Obiettivo
Prosegui l'intervista sul docufilm dedicato all'Inferno di Dante, riprendendo subito dopo l'ultima frase riportata.

Brano proposto
⁂

Interviste
Mirabile Visione Inferno: Intervista a Matteo Gagliardi
L'intervista completa al regista del docufilm sull'Inferno di Dante attualizzato ai giorni nostri
Tommaso Di Pierro | 9 gennaio 2024

Il titolo del suo docufilm incuriosisce fin da subito: "Mirabile Visione Inferno". Dante utilizza questo aggettivo per descrivere Beatrice: "Vidi venire la mirabile Beatrice", ma lei è una creatura del Paradiso: cosa c'è quindi di mirabile nell'inferno?

Il cammino di Dante nell'Inferno è come se fosse in realtà la prima parte di un unico viaggio. Quello che lega il mio film al titolo "Mirabile Visione" è essenzialmente una componente autobiografica e anche un semplice doppio senso rispetto al fatto che quella a cui assistiamo è una visone cinematografica. Il significato più importante però risiede nel fatto che questo progetto ha avuto nella mia vita lo stesso scopo che avuto la Divina Commedia per Dante: con la mirabile visione dante ha messo da parte tutto quello che stava facendo e si è dedicato per vent'anni anima e corpo alla Commedia. Io nel mio piccolo da quando ho avuto l'idea di cominciare questo viaggio ho mollato qualsiasi altro progetto avessi in testa per dedicarmi per tre anni e mezzo a quest'opera filmica. Mirabile Visione è anche un modo per augurarci che questo viaggio sia compiuto, perché, oltre all'Inferno, ci auguriamo anche di trattare Purgatorio e Paradiso. Il titolo per altro è stato stabilito prima ancora di scrivere la sceneggiatura e non l'ho mai cambiato.

⁂

Materiale fornito

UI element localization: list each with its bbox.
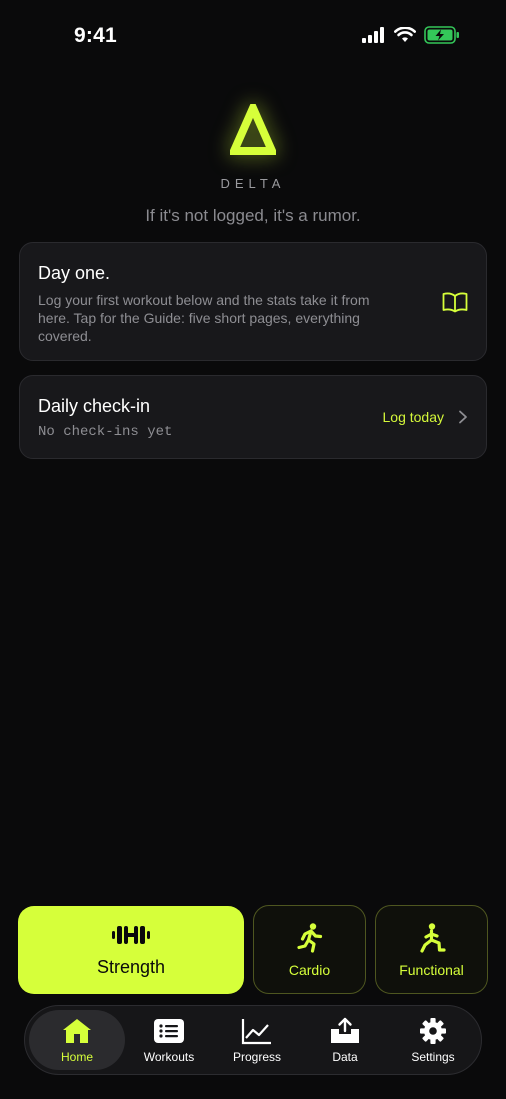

⁂

Risposta all'esercizio
Sartre diceva "L'inferno sono gli altri" e Dante sicuramente sarebbe stato d'accordo: la società odierna, infatti, è sede perenne di quei vizi infernali che il sommo poeta ha ben descritto nel suo lungo viaggio e che vengono mostrati nel film in comparazione alla situazione mondiale dei nostri giorni. I vizi capitali del XXI secolo sono dunque quelli di ieri e saranno anche quelli di domani?

Se Dante è attuale oggi dopo Settecento anni dalla sua morte è probabile che lo sarà tra altri Settecento. Se qualcosa è sempre attuale allora assume il carattere dell'eterno e dato che l'opera di Dante riguarda l'animo umano, Dante sarà sempre eterno ed universale. Cambiano le forme del male, ma non la sostanza.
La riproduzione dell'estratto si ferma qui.